• [Exercise requirements]
Where a line holds "Union", copy it.

• [Source material]
□ □ □ □ □ □ □

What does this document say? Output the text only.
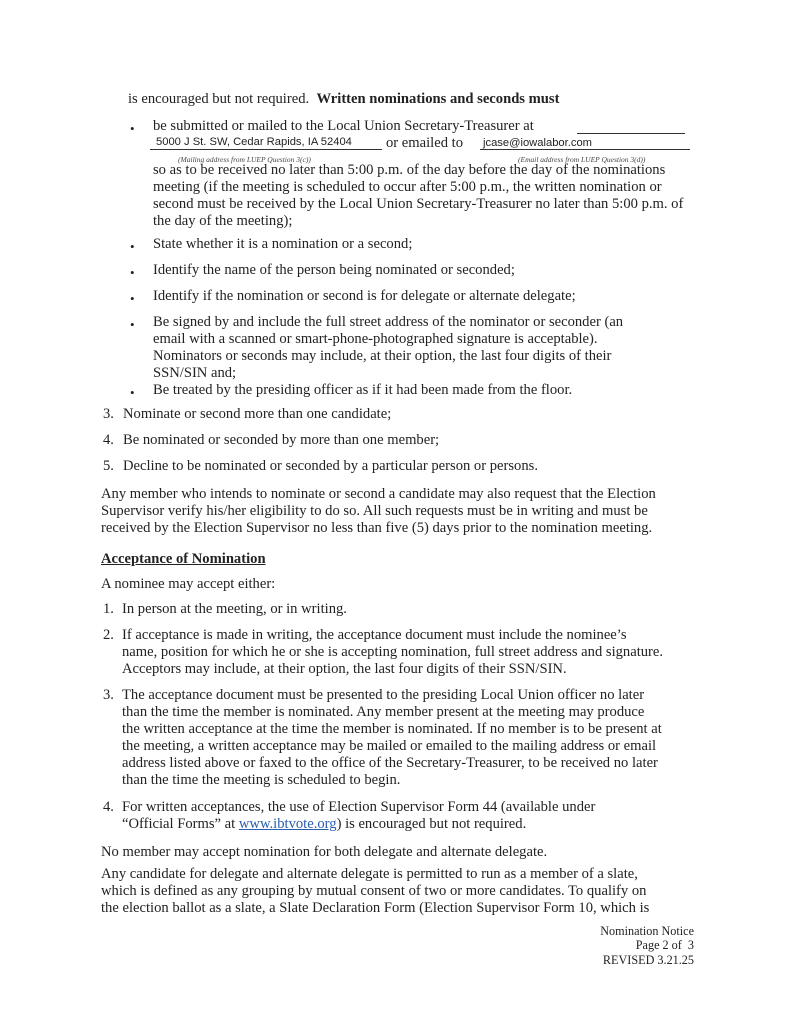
is encouraged but not required. Written nominations and seconds must
• be submitted or mailed to the Local Union Secretary-Treasurer at
5000 J St. SW, Cedar Rapids, IA 52404 or emailed to jcase@iowalabor.com
(Mailing address from LUEP Question 3(c))	(Email address from LUEP Question 3(d))
so as to be received no later than 5:00 p.m. of the day before the day of the nominations
meeting (if the meeting is scheduled to occur after 5:00 p.m., the written nomination or
second must be received by the Local Union Secretary-Treasurer no later than 5:00 p.m. of
the day of the meeting);
• State whether it is a nomination or a second;
• Identify the name of the person being nominated or seconded;
• Identify if the nomination or second is for delegate or alternate delegate;
• Be signed by and include the full street address of the nominator or seconder (an
email with a scanned or smart-phone-photographed signature is acceptable).
Nominators or seconds may include, at their option, the last four digits of their
SSN/SIN and;
• Be treated by the presiding officer as if it had been made from the floor.
3. Nominate or second more than one candidate;
4. Be nominated or seconded by more than one member;
5. Decline to be nominated or seconded by a particular person or persons.
Any member who intends to nominate or second a candidate may also request that the Election
Supervisor verify his/her eligibility to do so. All such requests must be in writing and must be
received by the Election Supervisor no less than five (5) days prior to the nomination meeting.
Acceptance of Nomination
A nominee may accept either:
1. In person at the meeting, or in writing.
2. If acceptance is made in writing, the acceptance document must include the nominee’s
name, position for which he or she is accepting nomination, full street address and signature.
Acceptors may include, at their option, the last four digits of their SSN/SIN.
3. The acceptance document must be presented to the presiding Local Union officer no later
than the time the member is nominated. Any member present at the meeting may produce
the written acceptance at the time the member is nominated. If no member is to be present at
the meeting, a written acceptance may be mailed or emailed to the mailing address or email
address listed above or faxed to the office of the Secretary-Treasurer, to be received no later
than the time the meeting is scheduled to begin.
4. For written acceptances, the use of Election Supervisor Form 44 (available under
“Official Forms” at www.ibtvote.org) is encouraged but not required.
No member may accept nomination for both delegate and alternate delegate.
Any candidate for delegate and alternate delegate is permitted to run as a member of a slate,
which is defined as any grouping by mutual consent of two or more candidates. To qualify on
the election ballot as a slate, a Slate Declaration Form (Election Supervisor Form 10, which is
Nomination Notice
Page 2 of  3
REVISED 3.21.25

□ □ □ □ □ □ □

• [Answer to this exercise]
• be submitted or mailed to the Local Union Secretary-Treasurer at
second must be received by the Local Union Secretary-Treasurer no later than 5:00 p.m. of
3. The acceptance document must be presented to the presiding Local Union officer no later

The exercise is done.